DO THIS: Identify the lines bearing the string "bieżącym" and gather them.

(Stored dataset items)
▼

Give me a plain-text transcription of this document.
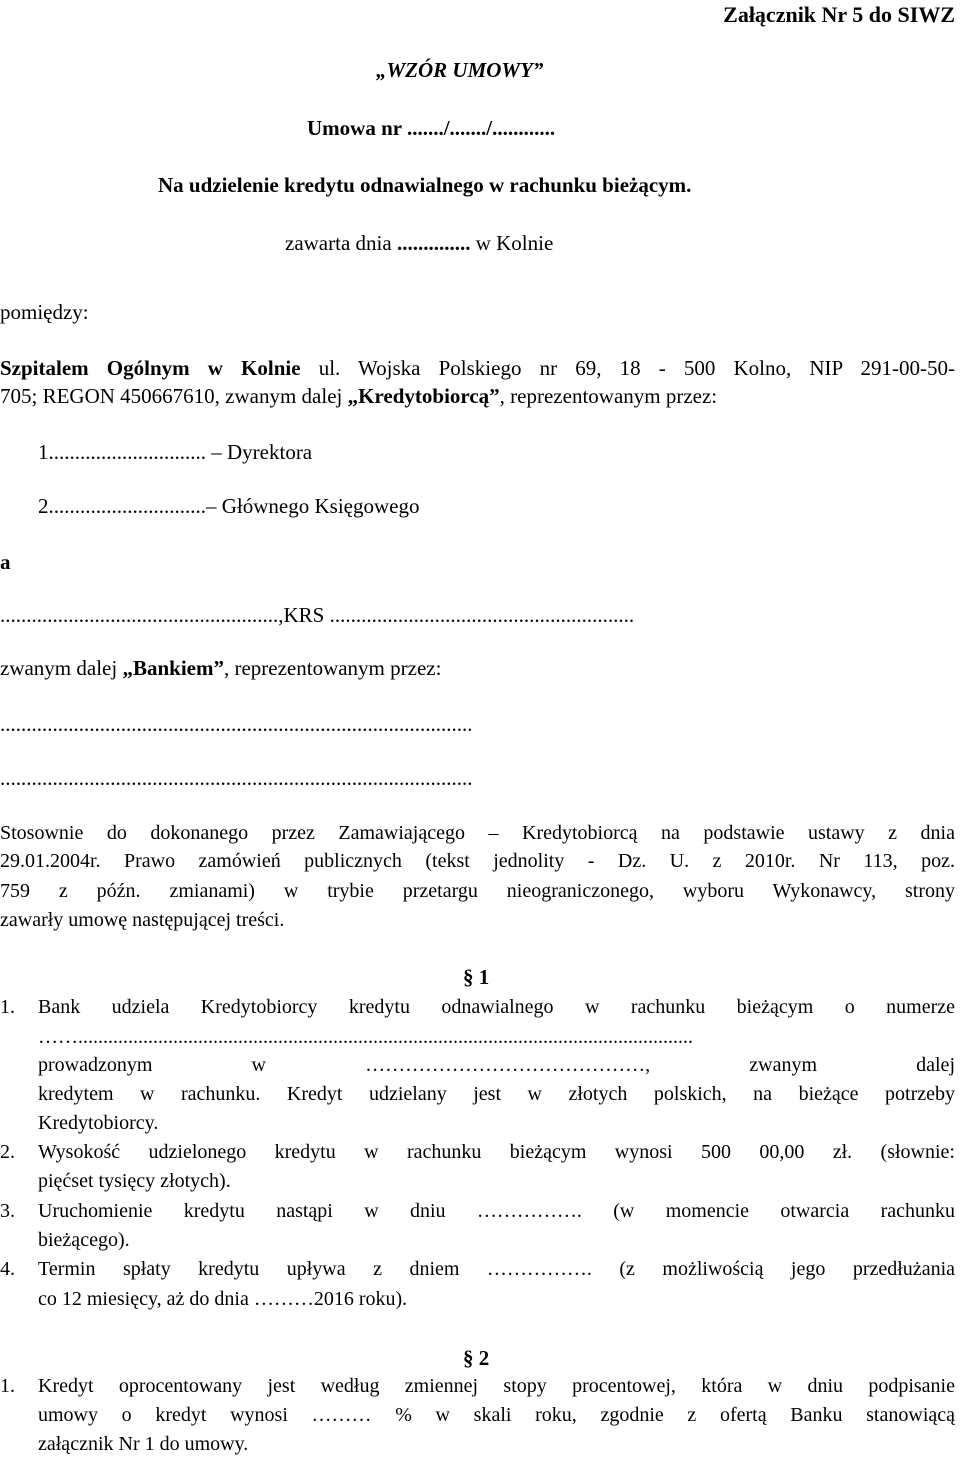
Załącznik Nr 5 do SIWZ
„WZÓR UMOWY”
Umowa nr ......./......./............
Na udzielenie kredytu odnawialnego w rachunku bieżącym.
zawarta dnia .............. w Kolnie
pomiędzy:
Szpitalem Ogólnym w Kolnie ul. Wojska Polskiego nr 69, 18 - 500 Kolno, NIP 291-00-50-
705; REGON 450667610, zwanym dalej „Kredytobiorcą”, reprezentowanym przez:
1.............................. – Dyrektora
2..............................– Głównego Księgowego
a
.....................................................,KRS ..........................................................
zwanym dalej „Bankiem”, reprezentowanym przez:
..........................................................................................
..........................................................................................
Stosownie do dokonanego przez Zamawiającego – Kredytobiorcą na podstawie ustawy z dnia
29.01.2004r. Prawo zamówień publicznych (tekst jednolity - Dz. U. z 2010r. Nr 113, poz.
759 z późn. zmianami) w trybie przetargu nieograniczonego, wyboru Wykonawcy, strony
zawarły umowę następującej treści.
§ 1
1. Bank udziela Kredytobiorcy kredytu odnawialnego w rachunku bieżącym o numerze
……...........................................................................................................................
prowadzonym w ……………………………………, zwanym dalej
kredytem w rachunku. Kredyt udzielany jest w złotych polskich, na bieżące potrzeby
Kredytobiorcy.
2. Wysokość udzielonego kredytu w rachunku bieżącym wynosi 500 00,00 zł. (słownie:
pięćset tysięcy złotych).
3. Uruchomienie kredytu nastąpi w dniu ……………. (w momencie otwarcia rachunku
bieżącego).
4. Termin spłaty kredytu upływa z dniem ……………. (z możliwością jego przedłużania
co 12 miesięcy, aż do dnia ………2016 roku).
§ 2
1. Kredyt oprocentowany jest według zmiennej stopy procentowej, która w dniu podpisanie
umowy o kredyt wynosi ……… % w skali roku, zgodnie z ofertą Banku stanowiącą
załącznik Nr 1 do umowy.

▲

OUTPUT FOR THIS TASK:
Na udzielenie kredytu odnawialnego w rachunku bieżącym.
1. Bank udziela Kredytobiorcy kredytu odnawialnego w rachunku bieżącym o numerze
2. Wysokość udzielonego kredytu w rachunku bieżącym wynosi 500 00,00 zł. (słownie:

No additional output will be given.